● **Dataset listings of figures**
* Begin *

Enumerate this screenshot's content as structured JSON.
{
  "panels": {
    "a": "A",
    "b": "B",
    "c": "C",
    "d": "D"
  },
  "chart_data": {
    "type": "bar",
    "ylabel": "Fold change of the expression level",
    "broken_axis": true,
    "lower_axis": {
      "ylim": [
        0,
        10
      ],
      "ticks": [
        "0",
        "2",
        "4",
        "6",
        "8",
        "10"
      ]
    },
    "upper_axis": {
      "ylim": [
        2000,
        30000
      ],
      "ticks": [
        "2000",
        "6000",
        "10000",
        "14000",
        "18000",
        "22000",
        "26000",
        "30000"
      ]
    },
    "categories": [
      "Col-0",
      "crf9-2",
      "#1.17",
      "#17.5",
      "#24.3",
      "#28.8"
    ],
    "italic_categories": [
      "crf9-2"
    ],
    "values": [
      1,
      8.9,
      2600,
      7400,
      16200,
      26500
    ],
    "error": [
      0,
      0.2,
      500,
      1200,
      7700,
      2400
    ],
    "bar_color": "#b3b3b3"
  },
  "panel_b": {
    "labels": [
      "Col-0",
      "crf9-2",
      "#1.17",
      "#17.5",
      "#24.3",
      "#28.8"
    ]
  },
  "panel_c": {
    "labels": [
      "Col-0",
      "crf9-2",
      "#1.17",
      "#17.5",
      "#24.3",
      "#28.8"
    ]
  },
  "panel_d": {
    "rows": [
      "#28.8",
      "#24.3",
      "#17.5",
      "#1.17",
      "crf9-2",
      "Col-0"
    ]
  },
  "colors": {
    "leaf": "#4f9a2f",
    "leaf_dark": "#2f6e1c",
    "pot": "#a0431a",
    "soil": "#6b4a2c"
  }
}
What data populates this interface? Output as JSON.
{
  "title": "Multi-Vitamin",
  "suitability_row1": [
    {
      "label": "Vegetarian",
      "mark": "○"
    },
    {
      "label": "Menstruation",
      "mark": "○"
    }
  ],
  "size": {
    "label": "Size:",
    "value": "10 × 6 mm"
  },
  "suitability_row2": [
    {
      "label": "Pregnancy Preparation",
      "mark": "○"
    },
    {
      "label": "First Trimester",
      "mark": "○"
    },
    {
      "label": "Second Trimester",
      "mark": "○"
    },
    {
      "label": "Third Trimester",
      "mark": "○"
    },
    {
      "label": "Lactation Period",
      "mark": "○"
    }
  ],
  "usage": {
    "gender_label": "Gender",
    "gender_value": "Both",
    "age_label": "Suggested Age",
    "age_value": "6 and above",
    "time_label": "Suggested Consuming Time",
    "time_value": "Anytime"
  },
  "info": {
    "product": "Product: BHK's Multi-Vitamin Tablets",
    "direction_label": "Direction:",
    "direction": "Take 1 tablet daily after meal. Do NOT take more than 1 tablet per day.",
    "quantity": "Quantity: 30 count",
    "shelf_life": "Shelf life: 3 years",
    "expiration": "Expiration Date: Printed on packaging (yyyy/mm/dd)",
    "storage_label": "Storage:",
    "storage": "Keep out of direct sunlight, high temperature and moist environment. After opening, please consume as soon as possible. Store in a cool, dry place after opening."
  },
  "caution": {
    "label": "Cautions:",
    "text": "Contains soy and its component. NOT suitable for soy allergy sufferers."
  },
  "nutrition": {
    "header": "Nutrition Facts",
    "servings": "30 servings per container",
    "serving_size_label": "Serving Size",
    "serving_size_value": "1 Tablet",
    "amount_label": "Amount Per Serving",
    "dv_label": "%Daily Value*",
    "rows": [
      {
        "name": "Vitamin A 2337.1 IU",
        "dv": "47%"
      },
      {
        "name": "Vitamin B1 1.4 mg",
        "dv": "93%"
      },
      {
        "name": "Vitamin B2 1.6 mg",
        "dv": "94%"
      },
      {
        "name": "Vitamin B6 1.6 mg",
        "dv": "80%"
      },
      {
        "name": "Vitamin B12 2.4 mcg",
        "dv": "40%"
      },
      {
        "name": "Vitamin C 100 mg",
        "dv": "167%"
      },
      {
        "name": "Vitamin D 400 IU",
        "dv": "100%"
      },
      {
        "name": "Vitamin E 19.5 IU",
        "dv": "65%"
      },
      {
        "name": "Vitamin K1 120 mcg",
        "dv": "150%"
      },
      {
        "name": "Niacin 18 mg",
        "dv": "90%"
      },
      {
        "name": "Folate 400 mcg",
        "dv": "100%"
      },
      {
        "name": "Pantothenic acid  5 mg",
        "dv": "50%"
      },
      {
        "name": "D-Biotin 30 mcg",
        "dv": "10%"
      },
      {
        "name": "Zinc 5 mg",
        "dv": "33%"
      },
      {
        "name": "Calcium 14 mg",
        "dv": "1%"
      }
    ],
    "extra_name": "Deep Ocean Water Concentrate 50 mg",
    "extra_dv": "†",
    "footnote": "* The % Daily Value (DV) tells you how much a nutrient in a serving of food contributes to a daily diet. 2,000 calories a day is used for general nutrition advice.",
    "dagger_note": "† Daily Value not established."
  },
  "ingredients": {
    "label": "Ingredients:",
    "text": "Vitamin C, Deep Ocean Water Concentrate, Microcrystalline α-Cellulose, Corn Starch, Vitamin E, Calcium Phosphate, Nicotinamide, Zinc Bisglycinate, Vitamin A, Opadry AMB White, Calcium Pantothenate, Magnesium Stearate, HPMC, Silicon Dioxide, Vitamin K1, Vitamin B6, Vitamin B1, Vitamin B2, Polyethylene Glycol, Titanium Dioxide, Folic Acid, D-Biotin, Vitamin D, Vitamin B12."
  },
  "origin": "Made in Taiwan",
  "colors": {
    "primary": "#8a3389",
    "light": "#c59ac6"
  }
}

* End *

Repeat the material above in full, exactly as it stands.

● **FINAL RESULT**
Enumerate this screenshot's content as structured JSON.
{
  "panels": {
    "a": "A",
    "b": "B",
    "c": "C",
    "d": "D"
  },
  "chart_data": {
    "type": "bar",
    "ylabel": "Fold change of the expression level",
    "broken_axis": true,
    "lower_axis": {
      "ylim": [
        0,
        10
      ],
      "ticks": [
        "0",
        "2",
        "4",
        "6",
        "8",
        "10"
      ]
    },
    "upper_axis": {
      "ylim": [
        2000,
        30000
      ],
      "ticks": [
        "2000",
        "6000",
        "10000",
        "14000",
        "18000",
        "22000",
        "26000",
        "30000"
      ]
    },
    "categories": [
      "Col-0",
      "crf9-2",
      "#1.17",
      "#17.5",
      "#24.3",
      "#28.8"
    ],
    "italic_categories": [
      "crf9-2"
    ],
    "values": [
      1,
      8.9,
      2600,
      7400,
      16200,
      26500
    ],
    "error": [
      0,
      0.2,
      500,
      1200,
      7700,
      2400
    ],
    "bar_color": "#b3b3b3"
  },
  "panel_b": {
    "labels": [
      "Col-0",
      "crf9-2",
      "#1.17",
      "#17.5",
      "#24.3",
      "#28.8"
    ]
  },
  "panel_c": {
    "labels": [
      "Col-0",
      "crf9-2",
      "#1.17",
      "#17.5",
      "#24.3",
      "#28.8"
    ]
  },
  "panel_d": {
    "rows": [
      "#28.8",
      "#24.3",
      "#17.5",
      "#1.17",
      "crf9-2",
      "Col-0"
    ]
  },
  "colors": {
    "leaf": "#4f9a2f",
    "leaf_dark": "#2f6e1c",
    "pot": "#a0431a",
    "soil": "#6b4a2c"
  }
}
What data populates this interface? Output as JSON.
{
  "title": "Multi-Vitamin",
  "suitability_row1": [
    {
      "label": "Vegetarian",
      "mark": "○"
    },
    {
      "label": "Menstruation",
      "mark": "○"
    }
  ],
  "size": {
    "label": "Size:",
    "value": "10 × 6 mm"
  },
  "suitability_row2": [
    {
      "label": "Pregnancy Preparation",
      "mark": "○"
    },
    {
      "label": "First Trimester",
      "mark": "○"
    },
    {
      "label": "Second Trimester",
      "mark": "○"
    },
    {
      "label": "Third Trimester",
      "mark": "○"
    },
    {
      "label": "Lactation Period",
      "mark": "○"
    }
  ],
  "usage": {
    "gender_label": "Gender",
    "gender_value": "Both",
    "age_label": "Suggested Age",
    "age_value": "6 and above",
    "time_label": "Suggested Consuming Time",
    "time_value": "Anytime"
  },
  "info": {
    "product": "Product: BHK's Multi-Vitamin Tablets",
    "direction_label": "Direction:",
    "direction": "Take 1 tablet daily after meal. Do NOT take more than 1 tablet per day.",
    "quantity": "Quantity: 30 count",
    "shelf_life": "Shelf life: 3 years",
    "expiration": "Expiration Date: Printed on packaging (yyyy/mm/dd)",
    "storage_label": "Storage:",
    "storage": "Keep out of direct sunlight, high temperature and moist environment. After opening, please consume as soon as possible. Store in a cool, dry place after opening."
  },
  "caution": {
    "label": "Cautions:",
    "text": "Contains soy and its component. NOT suitable for soy allergy sufferers."
  },
  "nutrition": {
    "header": "Nutrition Facts",
    "servings": "30 servings per container",
    "serving_size_label": "Serving Size",
    "serving_size_value": "1 Tablet",
    "amount_label": "Amount Per Serving",
    "dv_label": "%Daily Value*",
    "rows": [
      {
        "name": "Vitamin A 2337.1 IU",
        "dv": "47%"
      },
      {
        "name": "Vitamin B1 1.4 mg",
        "dv": "93%"
      },
      {
        "name": "Vitamin B2 1.6 mg",
        "dv": "94%"
      },
      {
        "name": "Vitamin B6 1.6 mg",
        "dv": "80%"
      },
      {
        "name": "Vitamin B12 2.4 mcg",
        "dv": "40%"
      },
      {
        "name": "Vitamin C 100 mg",
        "dv": "167%"
      },
      {
        "name": "Vitamin D 400 IU",
        "dv": "100%"
      },
      {
        "name": "Vitamin E 19.5 IU",
        "dv": "65%"
      },
      {
        "name": "Vitamin K1 120 mcg",
        "dv": "150%"
      },
      {
        "name": "Niacin 18 mg",
        "dv": "90%"
      },
      {
        "name": "Folate 400 mcg",
        "dv": "100%"
      },
      {
        "name": "Pantothenic acid  5 mg",
        "dv": "50%"
      },
      {
        "name": "D-Biotin 30 mcg",
        "dv": "10%"
      },
      {
        "name": "Zinc 5 mg",
        "dv": "33%"
      },
      {
        "name": "Calcium 14 mg",
        "dv": "1%"
      }
    ],
    "extra_name": "Deep Ocean Water Concentrate 50 mg",
    "extra_dv": "†",
    "footnote": "* The % Daily Value (DV) tells you how much a nutrient in a serving of food contributes to a daily diet. 2,000 calories a day is used for general nutrition advice.",
    "dagger_note": "† Daily Value not established."
  },
  "ingredients": {
    "label": "Ingredients:",
    "text": "Vitamin C, Deep Ocean Water Concentrate, Microcrystalline α-Cellulose, Corn Starch, Vitamin E, Calcium Phosphate, Nicotinamide, Zinc Bisglycinate, Vitamin A, Opadry AMB White, Calcium Pantothenate, Magnesium Stearate, HPMC, Silicon Dioxide, Vitamin K1, Vitamin B6, Vitamin B1, Vitamin B2, Polyethylene Glycol, Titanium Dioxide, Folic Acid, D-Biotin, Vitamin D, Vitamin B12."
  },
  "origin": "Made in Taiwan",
  "colors": {
    "primary": "#8a3389",
    "light": "#c59ac6"
  }
}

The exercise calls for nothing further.